- [Objective]: The entries need to be copied exactly.

- [Task material]:
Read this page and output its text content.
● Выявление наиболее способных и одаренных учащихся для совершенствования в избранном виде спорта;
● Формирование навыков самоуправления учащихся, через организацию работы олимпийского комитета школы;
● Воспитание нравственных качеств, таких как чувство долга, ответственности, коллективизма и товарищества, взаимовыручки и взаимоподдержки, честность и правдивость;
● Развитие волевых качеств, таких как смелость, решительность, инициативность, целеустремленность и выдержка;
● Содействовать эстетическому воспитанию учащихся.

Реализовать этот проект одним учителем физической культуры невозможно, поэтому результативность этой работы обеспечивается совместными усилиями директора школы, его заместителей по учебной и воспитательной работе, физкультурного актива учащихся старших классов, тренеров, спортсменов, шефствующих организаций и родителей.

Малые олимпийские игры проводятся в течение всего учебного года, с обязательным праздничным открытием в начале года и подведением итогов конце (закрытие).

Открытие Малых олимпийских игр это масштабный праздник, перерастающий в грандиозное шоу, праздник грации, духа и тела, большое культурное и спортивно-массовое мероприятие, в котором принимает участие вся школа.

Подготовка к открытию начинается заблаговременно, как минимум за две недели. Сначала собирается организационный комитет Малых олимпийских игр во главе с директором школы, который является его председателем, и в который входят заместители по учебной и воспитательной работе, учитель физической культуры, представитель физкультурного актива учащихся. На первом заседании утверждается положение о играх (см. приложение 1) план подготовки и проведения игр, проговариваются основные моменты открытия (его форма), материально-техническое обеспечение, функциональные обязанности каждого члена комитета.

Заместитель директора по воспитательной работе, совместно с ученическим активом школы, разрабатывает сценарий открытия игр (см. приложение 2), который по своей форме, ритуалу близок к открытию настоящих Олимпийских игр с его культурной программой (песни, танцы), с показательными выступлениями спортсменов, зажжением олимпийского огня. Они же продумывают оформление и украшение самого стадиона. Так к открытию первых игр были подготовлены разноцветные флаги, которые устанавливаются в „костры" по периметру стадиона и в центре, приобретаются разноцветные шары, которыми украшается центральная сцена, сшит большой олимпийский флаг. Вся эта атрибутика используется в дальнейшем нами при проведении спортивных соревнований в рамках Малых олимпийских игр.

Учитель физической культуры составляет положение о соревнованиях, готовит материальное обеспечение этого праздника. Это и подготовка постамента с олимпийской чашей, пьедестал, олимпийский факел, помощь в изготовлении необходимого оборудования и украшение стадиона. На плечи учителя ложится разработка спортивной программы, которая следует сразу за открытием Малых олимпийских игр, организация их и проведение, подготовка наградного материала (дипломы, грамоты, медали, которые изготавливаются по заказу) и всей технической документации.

- [Final result]:
Read this page and output its text content.
● Выявление наиболее способных и одаренных учащихся для совершенствования в избранном виде спорта;
● Формирование навыков самоуправления учащихся, через организацию работы олимпийского комитета школы;
● Воспитание нравственных качеств, таких как чувство долга, ответственности, коллективизма и товарищества, взаимовыручки и взаимоподдержки, честность и правдивость;
● Развитие волевых качеств, таких как смелость, решительность, инициативность, целеустремленность и выдержка;
● Содействовать эстетическому воспитанию учащихся.

Реализовать этот проект одним учителем физической культуры невозможно, поэтому результативность этой работы обеспечивается совместными усилиями директора школы, его заместителей по учебной и воспитательной работе, физкультурного актива учащихся старших классов, тренеров, спортсменов, шефствующих организаций и родителей.

Малые олимпийские игры проводятся в течение всего учебного года, с обязательным праздничным открытием в начале года и подведением итогов конце (закрытие).

Открытие Малых олимпийских игр это масштабный праздник, перерастающий в грандиозное шоу, праздник грации, духа и тела, большое культурное и спортивно-массовое мероприятие, в котором принимает участие вся школа.

Подготовка к открытию начинается заблаговременно, как минимум за две недели. Сначала собирается организационный комитет Малых олимпийских игр во главе с директором школы, который является его председателем, и в который входят заместители по учебной и воспитательной работе, учитель физической культуры, представитель физкультурного актива учащихся. На первом заседании утверждается положение о играх (см. приложение 1) план подготовки и проведения игр, проговариваются основные моменты открытия (его форма), материально-техническое обеспечение, функциональные обязанности каждого члена комитета.

Заместитель директора по воспитательной работе, совместно с ученическим активом школы, разрабатывает сценарий открытия игр (см. приложение 2), который по своей форме, ритуалу близок к открытию настоящих Олимпийских игр с его культурной программой (песни, танцы), с показательными выступлениями спортсменов, зажжением олимпийского огня. Они же продумывают оформление и украшение самого стадиона. Так к открытию первых игр были подготовлены разноцветные флаги, которые устанавливаются в „костры" по периметру стадиона и в центре, приобретаются разноцветные шары, которыми украшается центральная сцена, сшит большой олимпийский флаг. Вся эта атрибутика используется в дальнейшем нами при проведении спортивных соревнований в рамках Малых олимпийских игр.

Учитель физической культуры составляет положение о соревнованиях, готовит материальное обеспечение этого праздника. Это и подготовка постамента с олимпийской чашей, пьедестал, олимпийский факел, помощь в изготовлении необходимого оборудования и украшение стадиона. На плечи учителя ложится разработка спортивной программы, которая следует сразу за открытием Малых олимпийских игр, организация их и проведение, подготовка наградного материала (дипломы, грамоты, медали, которые изготавливаются по заказу) и всей технической документации.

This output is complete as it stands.